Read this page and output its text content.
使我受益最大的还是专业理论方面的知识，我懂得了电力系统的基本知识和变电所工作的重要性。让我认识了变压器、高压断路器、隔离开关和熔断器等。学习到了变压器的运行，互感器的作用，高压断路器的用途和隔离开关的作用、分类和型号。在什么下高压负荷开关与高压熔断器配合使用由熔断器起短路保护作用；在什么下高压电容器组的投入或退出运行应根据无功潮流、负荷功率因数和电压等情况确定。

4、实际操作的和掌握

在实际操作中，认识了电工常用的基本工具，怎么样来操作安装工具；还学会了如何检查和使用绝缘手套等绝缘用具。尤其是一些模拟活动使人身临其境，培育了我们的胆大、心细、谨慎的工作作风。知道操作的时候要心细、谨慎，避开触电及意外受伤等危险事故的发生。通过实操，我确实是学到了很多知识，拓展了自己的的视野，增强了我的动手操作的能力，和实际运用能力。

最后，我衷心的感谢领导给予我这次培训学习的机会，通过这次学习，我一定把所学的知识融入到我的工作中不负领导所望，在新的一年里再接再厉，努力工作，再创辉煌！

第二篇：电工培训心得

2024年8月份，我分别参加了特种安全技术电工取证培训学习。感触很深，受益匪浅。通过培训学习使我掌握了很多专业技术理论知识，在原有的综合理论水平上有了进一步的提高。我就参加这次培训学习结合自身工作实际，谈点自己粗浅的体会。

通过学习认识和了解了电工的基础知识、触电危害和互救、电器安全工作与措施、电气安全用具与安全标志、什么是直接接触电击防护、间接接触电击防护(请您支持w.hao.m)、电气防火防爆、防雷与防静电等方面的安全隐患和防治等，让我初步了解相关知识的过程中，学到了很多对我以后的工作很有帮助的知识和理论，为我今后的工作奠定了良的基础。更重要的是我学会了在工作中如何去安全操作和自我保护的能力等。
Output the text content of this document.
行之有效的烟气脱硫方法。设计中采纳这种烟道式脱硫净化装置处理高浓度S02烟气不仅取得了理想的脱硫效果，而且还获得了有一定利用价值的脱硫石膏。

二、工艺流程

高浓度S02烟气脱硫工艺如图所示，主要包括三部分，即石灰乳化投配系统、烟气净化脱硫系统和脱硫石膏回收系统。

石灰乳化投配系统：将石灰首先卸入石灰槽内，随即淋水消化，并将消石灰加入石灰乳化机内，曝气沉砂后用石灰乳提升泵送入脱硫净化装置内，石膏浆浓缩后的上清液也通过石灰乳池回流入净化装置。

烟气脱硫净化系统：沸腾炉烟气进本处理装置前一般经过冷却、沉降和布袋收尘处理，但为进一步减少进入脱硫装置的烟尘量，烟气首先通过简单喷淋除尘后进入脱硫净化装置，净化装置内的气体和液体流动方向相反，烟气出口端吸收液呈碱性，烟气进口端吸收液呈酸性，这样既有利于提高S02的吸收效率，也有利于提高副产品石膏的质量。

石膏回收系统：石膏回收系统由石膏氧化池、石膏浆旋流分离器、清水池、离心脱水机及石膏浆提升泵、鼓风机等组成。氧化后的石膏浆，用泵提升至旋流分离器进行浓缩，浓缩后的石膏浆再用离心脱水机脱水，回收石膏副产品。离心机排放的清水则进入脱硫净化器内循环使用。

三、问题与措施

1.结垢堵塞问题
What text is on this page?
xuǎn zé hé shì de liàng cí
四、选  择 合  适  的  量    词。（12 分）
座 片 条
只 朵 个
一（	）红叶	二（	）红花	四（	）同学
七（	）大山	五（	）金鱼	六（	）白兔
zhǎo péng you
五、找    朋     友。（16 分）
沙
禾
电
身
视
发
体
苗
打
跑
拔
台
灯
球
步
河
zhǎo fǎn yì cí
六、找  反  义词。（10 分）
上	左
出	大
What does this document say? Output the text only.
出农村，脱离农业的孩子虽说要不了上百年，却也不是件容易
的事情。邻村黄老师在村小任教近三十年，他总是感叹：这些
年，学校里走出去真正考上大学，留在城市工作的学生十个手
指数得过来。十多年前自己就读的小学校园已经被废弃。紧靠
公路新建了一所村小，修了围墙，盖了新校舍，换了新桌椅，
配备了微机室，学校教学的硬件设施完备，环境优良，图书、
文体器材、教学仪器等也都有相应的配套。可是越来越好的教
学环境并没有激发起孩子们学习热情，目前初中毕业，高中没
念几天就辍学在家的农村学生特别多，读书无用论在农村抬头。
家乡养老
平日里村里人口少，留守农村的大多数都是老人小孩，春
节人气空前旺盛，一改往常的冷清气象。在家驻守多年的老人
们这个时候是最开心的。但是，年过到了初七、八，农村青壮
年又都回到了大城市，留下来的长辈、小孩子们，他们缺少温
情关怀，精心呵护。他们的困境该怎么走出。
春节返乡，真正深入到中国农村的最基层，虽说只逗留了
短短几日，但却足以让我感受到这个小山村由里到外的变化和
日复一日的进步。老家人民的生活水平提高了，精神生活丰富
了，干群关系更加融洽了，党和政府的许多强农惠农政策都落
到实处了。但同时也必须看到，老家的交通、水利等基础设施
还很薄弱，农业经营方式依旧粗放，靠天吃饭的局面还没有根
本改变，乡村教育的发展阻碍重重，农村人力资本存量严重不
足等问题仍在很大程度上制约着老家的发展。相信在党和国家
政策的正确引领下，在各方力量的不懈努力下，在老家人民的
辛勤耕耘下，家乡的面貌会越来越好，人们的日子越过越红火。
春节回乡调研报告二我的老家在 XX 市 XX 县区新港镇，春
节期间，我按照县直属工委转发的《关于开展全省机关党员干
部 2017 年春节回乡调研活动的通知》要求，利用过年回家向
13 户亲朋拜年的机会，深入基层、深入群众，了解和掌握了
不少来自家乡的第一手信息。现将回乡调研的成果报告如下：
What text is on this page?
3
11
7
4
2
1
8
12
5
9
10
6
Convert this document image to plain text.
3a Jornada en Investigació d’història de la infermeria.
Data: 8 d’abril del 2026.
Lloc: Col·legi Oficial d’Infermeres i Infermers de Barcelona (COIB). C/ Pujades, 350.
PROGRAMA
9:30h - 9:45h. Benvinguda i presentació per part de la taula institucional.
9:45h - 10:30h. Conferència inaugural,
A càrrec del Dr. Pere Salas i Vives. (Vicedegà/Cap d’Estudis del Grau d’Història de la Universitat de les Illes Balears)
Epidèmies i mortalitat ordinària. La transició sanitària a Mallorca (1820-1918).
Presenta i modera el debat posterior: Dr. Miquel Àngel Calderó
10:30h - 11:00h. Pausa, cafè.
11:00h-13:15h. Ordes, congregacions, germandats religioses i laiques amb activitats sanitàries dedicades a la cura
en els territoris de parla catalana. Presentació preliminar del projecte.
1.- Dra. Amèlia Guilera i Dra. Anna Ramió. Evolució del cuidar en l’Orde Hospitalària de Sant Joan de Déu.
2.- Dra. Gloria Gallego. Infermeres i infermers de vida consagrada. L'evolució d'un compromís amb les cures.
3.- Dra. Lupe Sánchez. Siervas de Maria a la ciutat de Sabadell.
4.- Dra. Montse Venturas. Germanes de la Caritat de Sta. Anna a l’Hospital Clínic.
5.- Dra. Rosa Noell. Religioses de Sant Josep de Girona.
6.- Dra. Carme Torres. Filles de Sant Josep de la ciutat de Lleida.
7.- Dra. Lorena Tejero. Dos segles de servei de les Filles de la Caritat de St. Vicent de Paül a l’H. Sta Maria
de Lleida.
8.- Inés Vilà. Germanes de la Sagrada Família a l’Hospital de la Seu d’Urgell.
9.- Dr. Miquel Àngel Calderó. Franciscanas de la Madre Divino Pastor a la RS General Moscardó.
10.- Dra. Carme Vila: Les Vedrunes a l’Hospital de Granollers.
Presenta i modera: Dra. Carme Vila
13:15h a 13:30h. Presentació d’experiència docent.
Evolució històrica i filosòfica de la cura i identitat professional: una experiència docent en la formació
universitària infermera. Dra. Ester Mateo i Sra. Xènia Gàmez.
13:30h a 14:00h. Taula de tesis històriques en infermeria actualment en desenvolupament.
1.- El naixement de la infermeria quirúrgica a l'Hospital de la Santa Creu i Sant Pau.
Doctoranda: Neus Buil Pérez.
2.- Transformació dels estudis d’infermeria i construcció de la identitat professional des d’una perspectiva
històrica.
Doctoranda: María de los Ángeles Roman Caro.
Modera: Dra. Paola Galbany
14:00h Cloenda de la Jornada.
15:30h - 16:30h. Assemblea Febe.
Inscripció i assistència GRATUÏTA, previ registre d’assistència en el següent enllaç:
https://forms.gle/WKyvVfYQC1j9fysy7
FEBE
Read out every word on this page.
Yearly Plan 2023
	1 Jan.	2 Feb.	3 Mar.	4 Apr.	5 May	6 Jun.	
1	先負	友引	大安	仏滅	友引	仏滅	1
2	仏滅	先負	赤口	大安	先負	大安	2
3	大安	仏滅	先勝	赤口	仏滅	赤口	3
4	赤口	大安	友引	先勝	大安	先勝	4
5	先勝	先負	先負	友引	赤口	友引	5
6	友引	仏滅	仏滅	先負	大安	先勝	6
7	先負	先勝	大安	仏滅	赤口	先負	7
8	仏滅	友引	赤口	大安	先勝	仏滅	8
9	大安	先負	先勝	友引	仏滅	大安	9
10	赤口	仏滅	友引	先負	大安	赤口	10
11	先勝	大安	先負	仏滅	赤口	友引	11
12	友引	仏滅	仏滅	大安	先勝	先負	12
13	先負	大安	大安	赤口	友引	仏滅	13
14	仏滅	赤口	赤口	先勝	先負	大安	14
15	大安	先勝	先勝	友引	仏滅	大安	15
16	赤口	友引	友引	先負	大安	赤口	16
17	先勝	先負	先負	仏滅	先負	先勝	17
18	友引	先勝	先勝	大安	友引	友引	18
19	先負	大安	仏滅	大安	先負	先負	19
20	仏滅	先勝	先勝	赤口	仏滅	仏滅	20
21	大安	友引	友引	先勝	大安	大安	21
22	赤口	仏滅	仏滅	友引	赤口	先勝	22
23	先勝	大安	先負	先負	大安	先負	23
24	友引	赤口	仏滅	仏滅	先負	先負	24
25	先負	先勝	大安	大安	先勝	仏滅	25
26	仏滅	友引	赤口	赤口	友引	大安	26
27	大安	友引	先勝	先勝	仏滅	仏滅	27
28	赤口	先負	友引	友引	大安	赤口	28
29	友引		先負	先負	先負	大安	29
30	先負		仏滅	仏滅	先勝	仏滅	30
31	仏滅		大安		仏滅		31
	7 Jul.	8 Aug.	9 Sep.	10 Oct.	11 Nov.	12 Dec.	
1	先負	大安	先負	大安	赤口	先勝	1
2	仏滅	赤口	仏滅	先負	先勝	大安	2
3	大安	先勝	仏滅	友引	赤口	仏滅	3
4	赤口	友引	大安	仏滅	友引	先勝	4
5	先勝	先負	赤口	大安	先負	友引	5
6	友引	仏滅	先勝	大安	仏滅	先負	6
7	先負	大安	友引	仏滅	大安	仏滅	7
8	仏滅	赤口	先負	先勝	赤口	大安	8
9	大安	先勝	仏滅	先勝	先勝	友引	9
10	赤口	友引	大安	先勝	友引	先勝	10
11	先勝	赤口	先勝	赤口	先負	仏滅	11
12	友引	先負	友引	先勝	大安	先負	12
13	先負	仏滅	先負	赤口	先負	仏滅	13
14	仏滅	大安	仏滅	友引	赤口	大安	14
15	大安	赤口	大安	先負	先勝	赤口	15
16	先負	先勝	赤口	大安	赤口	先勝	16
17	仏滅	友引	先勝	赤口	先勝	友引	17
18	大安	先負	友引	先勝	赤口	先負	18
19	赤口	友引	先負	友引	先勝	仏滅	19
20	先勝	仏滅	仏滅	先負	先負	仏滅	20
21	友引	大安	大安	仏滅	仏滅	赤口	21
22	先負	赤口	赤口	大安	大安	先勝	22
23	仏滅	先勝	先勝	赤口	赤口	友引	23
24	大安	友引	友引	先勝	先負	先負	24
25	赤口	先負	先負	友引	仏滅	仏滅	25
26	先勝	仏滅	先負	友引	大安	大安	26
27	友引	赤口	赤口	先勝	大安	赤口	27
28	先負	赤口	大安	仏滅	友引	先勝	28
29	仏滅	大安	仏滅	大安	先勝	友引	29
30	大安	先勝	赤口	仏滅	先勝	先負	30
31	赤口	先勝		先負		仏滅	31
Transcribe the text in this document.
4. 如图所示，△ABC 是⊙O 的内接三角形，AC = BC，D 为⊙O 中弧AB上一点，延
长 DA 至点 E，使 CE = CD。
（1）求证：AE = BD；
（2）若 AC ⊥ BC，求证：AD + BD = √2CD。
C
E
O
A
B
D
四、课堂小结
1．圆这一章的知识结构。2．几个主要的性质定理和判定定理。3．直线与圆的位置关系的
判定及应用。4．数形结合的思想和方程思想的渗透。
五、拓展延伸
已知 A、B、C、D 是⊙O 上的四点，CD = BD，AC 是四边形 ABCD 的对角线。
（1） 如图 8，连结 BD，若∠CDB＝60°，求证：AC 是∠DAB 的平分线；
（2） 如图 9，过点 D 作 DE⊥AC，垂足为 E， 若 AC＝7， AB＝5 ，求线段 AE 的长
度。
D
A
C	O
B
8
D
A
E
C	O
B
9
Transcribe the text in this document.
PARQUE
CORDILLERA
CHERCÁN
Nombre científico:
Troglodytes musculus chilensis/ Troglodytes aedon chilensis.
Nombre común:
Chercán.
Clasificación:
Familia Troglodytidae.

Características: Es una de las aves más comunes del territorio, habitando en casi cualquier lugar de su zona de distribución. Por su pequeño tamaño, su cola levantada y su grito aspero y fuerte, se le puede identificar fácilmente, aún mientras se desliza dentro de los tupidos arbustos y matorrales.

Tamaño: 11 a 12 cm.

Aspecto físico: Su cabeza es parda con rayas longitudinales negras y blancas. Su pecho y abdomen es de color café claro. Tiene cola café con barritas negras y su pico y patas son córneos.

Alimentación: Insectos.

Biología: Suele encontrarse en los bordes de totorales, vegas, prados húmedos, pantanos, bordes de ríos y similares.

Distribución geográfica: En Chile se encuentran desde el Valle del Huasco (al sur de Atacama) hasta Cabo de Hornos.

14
━━━━
> Aim of the exercise
Go through the listing above and report how many of its lines contain the word "Anna", with only the number as output.

> Finished task
2